__EXTRAIT FOURNI__
_ _ _ _ _
La réponse est : oui ; mais à une condition : que cette naissance soit une mutation normale, naturelle, qu’il s’agisse de l’étape prochaine — mais peut-être lointaine dans le temps — de l’évolution humaine. Pour le savoir, il faut le vivre : ce fut ce que Sri Aurobindo appelle le yoga intégral, « yoga » parce qu’il est une union avec les plus hautes possibilités de notre conscience, « intégral » parce qu’il s’adresse à l’être humain tout entier, au corps aussi bien qu’à son organisme psychologique ou à ses éléments spirituels. Et c’est parce que Sri Aurobindo a parcouru en lui-même toutes les étapes de cette évolution qu’il fut assuré d’avoir saisi le sens profond de la vie et du progrès humain.

Alors qu’à Pondichéry ce programme spirituel commençait à s’élaborer, une française, qui avait découvert pour sa part la nécessité de voir la perfection spirituelle s’exprimer dans la vie matérielle, afin de la transformer, aussi bien socialement qu’individuellement, décide d’y vivre. Elle y était déjà venue en 1914 et avait vu Sri Aurobindo ; la guerre l’avait fait repartir, et c’est après un séjour au Japon qu’elle revenait. Sous son influence, la vie du groupe s’organise, et bientôt Sri Aurobindo déclare qu’elle est spirituellement son égale et il confie ses disciples à celle qui portera désormais le beau nom de Mère : l’Ashram est constitué. Sri Aurobindo se retire alors de toute participation directe à la vie de la communauté, mais continue à suivre l’évolution spirituelle de chaque disciple et consacre de longues heures à répondre par écrit chaque jour, et souvent tard dans la nuit, à leurs questions.

Ce qui distingue l’Ashram de Sri Aurobindo de la plupart des communautés semblables, c’est que, dans les ashrams traditionnels, la simplicité des moyens, leur caractère purement indien, sont des traits voulus de chaque activité. Ici, tout au contraire, les machines sont joyeusement acceptées et chaque progrès technique est utilisé dès que cela s’avère nécessaire à l’évolution spirituelle des disciples.
_ _ _ _ _
__EXTRAITS DE DONNÉES__
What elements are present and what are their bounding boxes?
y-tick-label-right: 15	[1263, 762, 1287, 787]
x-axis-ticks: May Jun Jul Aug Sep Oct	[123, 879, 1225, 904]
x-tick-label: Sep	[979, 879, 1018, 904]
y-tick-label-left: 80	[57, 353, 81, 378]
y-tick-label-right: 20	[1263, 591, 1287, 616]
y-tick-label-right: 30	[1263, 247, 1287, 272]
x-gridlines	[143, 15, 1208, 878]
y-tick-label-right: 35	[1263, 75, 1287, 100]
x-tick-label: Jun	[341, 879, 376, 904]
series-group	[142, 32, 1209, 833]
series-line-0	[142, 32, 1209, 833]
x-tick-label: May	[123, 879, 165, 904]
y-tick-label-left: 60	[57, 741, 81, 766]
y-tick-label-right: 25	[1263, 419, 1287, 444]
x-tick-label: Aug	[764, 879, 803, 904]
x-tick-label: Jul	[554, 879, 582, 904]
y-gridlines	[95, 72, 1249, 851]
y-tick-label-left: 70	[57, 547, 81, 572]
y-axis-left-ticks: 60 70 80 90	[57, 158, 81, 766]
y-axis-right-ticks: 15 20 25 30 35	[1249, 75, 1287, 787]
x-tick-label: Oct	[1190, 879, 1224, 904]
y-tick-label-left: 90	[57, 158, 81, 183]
_ _ _ _ _
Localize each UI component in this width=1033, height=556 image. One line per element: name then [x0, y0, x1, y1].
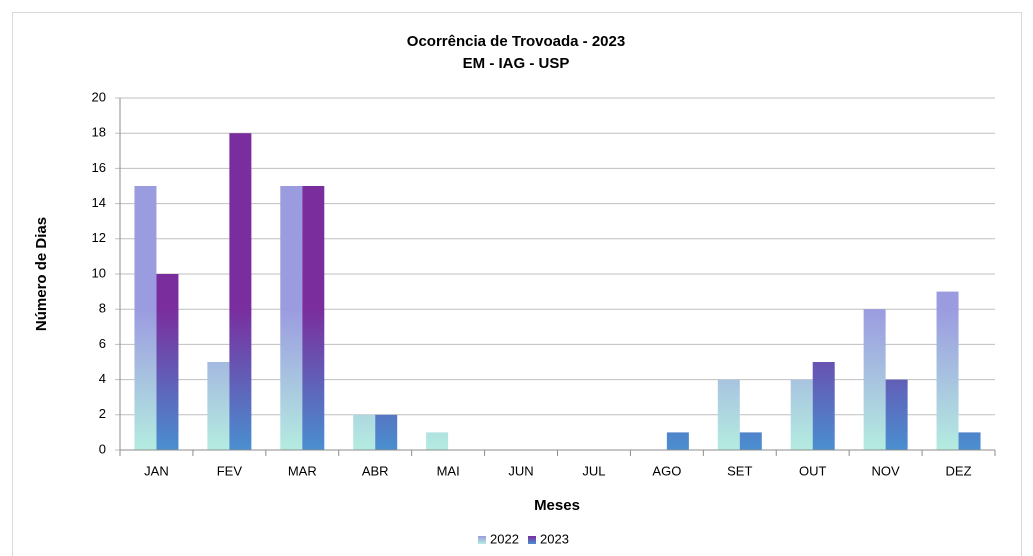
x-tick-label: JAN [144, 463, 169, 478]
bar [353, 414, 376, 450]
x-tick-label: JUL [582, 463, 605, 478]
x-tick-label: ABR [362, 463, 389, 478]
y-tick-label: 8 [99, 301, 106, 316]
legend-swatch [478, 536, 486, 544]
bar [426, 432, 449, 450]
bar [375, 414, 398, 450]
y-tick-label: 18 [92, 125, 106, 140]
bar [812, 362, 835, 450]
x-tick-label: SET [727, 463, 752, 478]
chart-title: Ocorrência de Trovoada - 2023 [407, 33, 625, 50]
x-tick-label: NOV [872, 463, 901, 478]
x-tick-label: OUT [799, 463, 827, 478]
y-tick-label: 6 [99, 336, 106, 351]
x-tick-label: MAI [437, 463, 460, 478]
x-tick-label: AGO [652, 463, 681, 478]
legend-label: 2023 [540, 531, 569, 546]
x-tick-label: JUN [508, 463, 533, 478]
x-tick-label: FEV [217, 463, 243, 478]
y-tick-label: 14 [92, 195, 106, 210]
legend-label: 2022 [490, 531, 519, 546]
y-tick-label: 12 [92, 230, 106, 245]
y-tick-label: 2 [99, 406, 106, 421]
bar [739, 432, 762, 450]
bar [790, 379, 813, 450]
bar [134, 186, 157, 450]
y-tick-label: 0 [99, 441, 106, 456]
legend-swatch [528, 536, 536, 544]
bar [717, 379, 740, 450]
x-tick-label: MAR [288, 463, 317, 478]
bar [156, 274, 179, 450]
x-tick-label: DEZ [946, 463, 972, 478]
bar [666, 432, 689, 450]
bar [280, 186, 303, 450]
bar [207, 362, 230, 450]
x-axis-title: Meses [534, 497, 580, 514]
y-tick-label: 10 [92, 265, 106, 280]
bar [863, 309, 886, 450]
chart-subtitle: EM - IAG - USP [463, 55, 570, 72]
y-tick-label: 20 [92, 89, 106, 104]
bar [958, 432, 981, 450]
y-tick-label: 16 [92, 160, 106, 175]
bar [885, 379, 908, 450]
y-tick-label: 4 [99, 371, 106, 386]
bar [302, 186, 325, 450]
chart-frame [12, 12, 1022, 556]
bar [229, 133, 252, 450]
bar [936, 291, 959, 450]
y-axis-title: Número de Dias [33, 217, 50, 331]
_ _ _ _ _
__CONSIGNE__
Dans le texte sur Sri Aurobindo, pourquoi le yoga qu'il a vécu est-il qualifié d'« intégral » ? Répondez en une à trois phrases.

__RÉSULTAT OBTENU__
Ce yoga est dit « intégral » parce qu'il s'adresse à l'être humain tout entier. Il concerne le corps aussi bien que l'organisme psychologique ou les éléments spirituels.